- [Source extract]
The problem with this method is that the motion of the master clock will affect how fast it runs (there are velocities and accelerations) according to relativity, presumably slowing it down rather than speeding it up since moving clocks run slow, for sure, and I think accelerated clocks also run slow. Thus the clock that is synchronized with the master clock last will not be synchronized with the clock that was synchronized with the master clock first.

If the lattice is small, the effects will be tiny, and not even detectable, let alone problematic. In any case, if in the thought experiment a spaceship, at rest, is 300,000 kilometers long (one light second), but when going full speed is half that distance in length due to the Lorentz contraction, small differences between the times indicated by the lattice clocks would be negligible. The effects are not small or subtle.

Having said that, it would be convenient if there was a way to synchronize the clocks perfectly (or near as darn it), regardless of the size of the lattice and I'm wondering whether it would suffice to move the master clock very slowly over a very long period of time, to reduce the accelerations and speeds as much as one needs to, in order to get the total of the effects on the running speed of the master clock down to as low as one desires, effectively to zero, even with a big lattice, by which I mean a lattice with the same number of clocks, but with longer rods joining them: I don't want to complicate the question by varying the number of clocks, nor the number of ranks, files, and columns (if that's the right way to put it). I guess here I'm imagining taking an infinite amount amount of time to move the master clock all around the (finite) lattice.

- [Directive 1] In the clock-synchronization passage, how long is the spaceship in the thought experiment when it is at rest?
- [Directive 2] Reproduce the stretch of the clock-synchronization passage from "The problem with" through "master clock first.".

- [Excerpted data]

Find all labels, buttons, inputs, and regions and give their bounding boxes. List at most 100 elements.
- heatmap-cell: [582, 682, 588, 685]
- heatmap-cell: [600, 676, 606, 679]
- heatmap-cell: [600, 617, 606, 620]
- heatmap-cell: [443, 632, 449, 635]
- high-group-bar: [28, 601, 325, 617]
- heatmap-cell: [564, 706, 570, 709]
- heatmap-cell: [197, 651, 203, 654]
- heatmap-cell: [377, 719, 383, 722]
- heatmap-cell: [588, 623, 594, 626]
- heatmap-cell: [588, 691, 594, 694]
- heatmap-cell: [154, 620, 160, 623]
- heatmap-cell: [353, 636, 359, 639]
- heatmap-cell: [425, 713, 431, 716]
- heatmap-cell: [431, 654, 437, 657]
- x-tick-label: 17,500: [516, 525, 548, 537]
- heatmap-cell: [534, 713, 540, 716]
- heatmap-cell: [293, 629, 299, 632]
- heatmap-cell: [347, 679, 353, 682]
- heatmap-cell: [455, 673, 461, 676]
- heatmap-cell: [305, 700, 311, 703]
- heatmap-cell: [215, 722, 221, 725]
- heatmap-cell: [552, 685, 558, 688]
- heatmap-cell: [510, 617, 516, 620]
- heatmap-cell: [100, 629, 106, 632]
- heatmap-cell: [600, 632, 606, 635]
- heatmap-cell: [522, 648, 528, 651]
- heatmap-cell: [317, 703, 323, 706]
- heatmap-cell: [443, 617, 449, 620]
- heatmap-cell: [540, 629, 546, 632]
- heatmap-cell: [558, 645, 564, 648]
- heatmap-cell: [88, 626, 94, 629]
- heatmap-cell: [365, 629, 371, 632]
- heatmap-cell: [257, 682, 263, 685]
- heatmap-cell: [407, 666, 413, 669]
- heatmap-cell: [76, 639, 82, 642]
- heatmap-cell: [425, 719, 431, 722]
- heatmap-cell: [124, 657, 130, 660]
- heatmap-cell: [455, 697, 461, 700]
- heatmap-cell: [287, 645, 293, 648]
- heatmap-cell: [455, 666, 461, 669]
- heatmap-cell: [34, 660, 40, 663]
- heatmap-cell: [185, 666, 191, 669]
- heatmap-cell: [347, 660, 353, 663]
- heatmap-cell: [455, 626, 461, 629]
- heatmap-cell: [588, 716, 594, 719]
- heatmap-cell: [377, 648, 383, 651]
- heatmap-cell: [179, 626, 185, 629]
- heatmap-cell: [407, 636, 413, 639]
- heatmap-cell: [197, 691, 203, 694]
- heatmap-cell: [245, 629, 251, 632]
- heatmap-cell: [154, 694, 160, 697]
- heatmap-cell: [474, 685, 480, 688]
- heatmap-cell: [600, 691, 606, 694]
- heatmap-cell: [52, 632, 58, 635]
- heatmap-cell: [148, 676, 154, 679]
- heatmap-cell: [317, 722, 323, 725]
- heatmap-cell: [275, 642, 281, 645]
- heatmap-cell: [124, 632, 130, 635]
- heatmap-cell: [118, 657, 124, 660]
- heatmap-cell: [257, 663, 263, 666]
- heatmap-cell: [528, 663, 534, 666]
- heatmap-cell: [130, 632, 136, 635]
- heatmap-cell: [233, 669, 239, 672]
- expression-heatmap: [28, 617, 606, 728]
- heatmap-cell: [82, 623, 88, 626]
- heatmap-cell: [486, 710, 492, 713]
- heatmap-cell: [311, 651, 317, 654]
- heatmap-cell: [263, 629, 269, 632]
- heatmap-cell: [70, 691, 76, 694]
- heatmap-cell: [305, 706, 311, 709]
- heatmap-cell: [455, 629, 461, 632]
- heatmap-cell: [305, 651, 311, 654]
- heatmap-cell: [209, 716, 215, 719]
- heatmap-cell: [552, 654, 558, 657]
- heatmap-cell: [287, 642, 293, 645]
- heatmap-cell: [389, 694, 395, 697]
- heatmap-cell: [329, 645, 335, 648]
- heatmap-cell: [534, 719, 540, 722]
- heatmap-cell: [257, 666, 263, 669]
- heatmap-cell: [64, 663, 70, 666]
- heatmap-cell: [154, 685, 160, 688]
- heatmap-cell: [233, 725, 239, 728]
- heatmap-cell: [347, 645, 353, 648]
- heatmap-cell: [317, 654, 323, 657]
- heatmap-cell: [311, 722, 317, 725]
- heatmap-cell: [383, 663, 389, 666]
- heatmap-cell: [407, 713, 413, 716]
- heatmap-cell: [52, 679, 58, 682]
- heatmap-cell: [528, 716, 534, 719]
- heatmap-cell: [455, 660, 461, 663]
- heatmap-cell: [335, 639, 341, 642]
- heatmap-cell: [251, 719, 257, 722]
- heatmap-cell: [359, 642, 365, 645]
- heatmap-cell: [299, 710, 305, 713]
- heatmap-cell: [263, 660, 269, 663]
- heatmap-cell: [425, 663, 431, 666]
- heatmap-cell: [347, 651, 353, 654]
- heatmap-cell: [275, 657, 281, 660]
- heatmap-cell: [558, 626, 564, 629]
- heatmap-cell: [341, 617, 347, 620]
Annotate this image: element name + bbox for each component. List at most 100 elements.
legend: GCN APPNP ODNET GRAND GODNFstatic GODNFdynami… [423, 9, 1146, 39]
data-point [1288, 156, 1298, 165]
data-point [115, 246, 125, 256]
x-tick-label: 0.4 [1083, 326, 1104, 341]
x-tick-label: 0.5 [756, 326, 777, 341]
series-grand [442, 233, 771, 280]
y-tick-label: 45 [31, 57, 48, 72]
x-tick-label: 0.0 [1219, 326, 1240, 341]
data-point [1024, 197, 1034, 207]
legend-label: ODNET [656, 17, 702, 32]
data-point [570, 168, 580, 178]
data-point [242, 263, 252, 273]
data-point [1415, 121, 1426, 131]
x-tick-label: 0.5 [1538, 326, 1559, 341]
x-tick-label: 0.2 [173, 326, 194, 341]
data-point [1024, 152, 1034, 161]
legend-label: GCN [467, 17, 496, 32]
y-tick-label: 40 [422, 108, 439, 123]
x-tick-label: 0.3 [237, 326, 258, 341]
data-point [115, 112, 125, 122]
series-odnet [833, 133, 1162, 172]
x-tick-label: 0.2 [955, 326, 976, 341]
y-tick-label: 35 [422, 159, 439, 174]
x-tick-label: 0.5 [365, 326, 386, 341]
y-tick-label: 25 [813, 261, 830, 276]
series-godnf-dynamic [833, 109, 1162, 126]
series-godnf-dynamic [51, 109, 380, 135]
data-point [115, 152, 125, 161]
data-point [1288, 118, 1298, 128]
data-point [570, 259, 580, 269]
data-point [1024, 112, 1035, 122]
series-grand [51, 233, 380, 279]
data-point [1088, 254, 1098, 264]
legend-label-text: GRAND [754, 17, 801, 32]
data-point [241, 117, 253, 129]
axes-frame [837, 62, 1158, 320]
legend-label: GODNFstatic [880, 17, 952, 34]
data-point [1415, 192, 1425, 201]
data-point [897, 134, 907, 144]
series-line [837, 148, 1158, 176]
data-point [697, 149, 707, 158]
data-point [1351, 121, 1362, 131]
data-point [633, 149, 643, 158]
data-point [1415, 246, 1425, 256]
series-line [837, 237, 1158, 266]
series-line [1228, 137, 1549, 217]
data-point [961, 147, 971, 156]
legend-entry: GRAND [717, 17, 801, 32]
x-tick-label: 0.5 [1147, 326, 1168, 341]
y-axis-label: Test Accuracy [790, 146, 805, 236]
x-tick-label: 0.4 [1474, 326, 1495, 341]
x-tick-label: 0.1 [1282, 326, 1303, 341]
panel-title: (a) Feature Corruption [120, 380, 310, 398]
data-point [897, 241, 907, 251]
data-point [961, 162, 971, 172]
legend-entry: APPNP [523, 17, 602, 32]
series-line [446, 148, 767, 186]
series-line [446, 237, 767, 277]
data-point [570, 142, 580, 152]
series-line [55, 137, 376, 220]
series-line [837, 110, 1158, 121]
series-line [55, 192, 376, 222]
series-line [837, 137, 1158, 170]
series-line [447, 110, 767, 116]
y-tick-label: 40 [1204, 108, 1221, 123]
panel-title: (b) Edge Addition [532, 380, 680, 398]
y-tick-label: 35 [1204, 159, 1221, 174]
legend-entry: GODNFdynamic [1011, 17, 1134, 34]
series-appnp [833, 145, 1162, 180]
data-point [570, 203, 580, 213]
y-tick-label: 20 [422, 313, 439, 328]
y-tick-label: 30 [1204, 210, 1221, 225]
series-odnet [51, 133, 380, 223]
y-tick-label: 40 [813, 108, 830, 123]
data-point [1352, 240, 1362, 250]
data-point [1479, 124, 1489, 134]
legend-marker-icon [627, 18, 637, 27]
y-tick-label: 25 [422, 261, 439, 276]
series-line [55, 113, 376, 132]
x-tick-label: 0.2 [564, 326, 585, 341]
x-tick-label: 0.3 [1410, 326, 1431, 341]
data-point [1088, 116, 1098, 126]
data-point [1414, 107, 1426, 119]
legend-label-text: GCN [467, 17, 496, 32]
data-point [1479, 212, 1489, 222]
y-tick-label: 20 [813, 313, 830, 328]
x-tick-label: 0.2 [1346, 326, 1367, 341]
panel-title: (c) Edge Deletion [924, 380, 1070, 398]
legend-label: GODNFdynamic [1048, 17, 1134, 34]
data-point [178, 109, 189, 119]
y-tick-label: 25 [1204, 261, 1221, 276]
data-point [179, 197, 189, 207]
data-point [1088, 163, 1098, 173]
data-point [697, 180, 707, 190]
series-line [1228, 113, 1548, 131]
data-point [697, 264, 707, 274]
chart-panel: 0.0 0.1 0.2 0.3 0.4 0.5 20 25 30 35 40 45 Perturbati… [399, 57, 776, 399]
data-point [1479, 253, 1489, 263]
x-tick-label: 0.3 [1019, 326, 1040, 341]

- [Output 1] 300,000 kilometers (one light second).

- [Output 2]
The problem with this method is that the motion of the master clock will affect how fast it runs (there are velocities and accelerations) according to relativity, presumably slowing it down rather than speeding it up since moving clocks run slow, for sure, and I think accelerated clocks also run slow. Thus the clock that is synchronized with the master clock last will not be synchronized with the clock that was synchronized with the master clock first.